### EXTRACTED MATERIAL
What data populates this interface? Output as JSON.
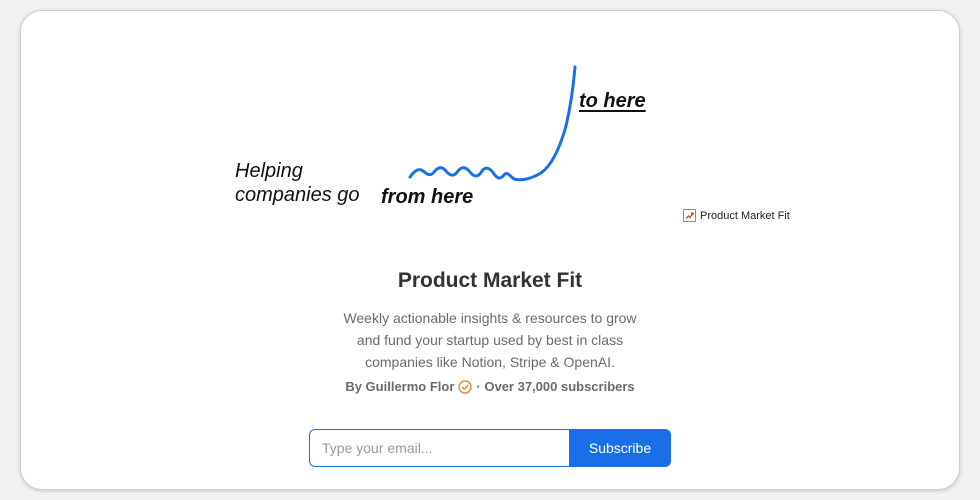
{
  "hero": {
    "line1": "Helping",
    "line2": "companies go",
    "from_here": "from here",
    "to_here": "to here",
    "curve_color": "#1a6fe8"
  },
  "brand_tag": {
    "icon": "chart-icon",
    "label": "Product Market Fit"
  },
  "title": "Product Market Fit",
  "description": "Weekly actionable insights & resources to grow and fund your startup used by best in class companies like Notion, Stripe & OpenAI.",
  "byline": {
    "author": "By Guillermo Flor",
    "verified_icon": "verified-badge-icon",
    "subscribers": "· Over 37,000 subscribers"
  },
  "form": {
    "email_placeholder": "Type your email...",
    "email_value": "",
    "subscribe_label": "Subscribe"
  },
  "colors": {
    "accent": "#1a6fe8",
    "verified": "#e8873a"
  }
}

### GOAL OF THE EXERCISE
Check each line above for the string "your", then copy the ones that have it.

### RIGHT ANSWER
  "description": "Weekly actionable insights & resources to grow and fund your startup used by best in class companies like Notion, Stripe & OpenAI.",
    "email_placeholder": "Type your email...",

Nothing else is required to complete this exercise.